[Recorded data]
>> begin

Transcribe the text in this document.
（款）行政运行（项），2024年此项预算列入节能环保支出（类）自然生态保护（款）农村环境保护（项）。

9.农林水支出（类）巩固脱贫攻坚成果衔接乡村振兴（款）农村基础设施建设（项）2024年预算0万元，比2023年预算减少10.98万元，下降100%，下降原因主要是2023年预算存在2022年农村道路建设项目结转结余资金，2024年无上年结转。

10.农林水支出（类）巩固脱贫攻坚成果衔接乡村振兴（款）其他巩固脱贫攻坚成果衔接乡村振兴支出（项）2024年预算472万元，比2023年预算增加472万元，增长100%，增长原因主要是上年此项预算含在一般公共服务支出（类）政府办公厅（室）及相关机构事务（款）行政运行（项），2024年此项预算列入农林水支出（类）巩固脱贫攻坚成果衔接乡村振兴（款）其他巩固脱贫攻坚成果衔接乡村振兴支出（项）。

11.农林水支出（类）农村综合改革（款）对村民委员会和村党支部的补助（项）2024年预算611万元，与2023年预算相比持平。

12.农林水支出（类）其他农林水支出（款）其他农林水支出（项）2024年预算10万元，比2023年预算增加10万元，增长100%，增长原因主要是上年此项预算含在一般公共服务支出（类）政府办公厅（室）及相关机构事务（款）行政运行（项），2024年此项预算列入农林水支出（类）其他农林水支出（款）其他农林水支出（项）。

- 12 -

>> end

_Task statement_:
Locate the string "及相关机构事务" in the listing above and copy every line where it occurs.

_Response_:
10.农林水支出（类）巩固脱贫攻坚成果衔接乡村振兴（款）其他巩固脱贫攻坚成果衔接乡村振兴支出（项）2024年预算472万元，比2023年预算增加472万元，增长100%，增长原因主要是上年此项预算含在一般公共服务支出（类）政府办公厅（室）及相关机构事务（款）行政运行（项），2024年此项预算列入农林水支出（类）巩固脱贫攻坚成果衔接乡村振兴（款）其他巩固脱贫攻坚成果衔接乡村振兴支出（项）。
12.农林水支出（类）其他农林水支出（款）其他农林水支出（项）2024年预算10万元，比2023年预算增加10万元，增长100%，增长原因主要是上年此项预算含在一般公共服务支出（类）政府办公厅（室）及相关机构事务（款）行政运行（项），2024年此项预算列入农林水支出（类）其他农林水支出（款）其他农林水支出（项）。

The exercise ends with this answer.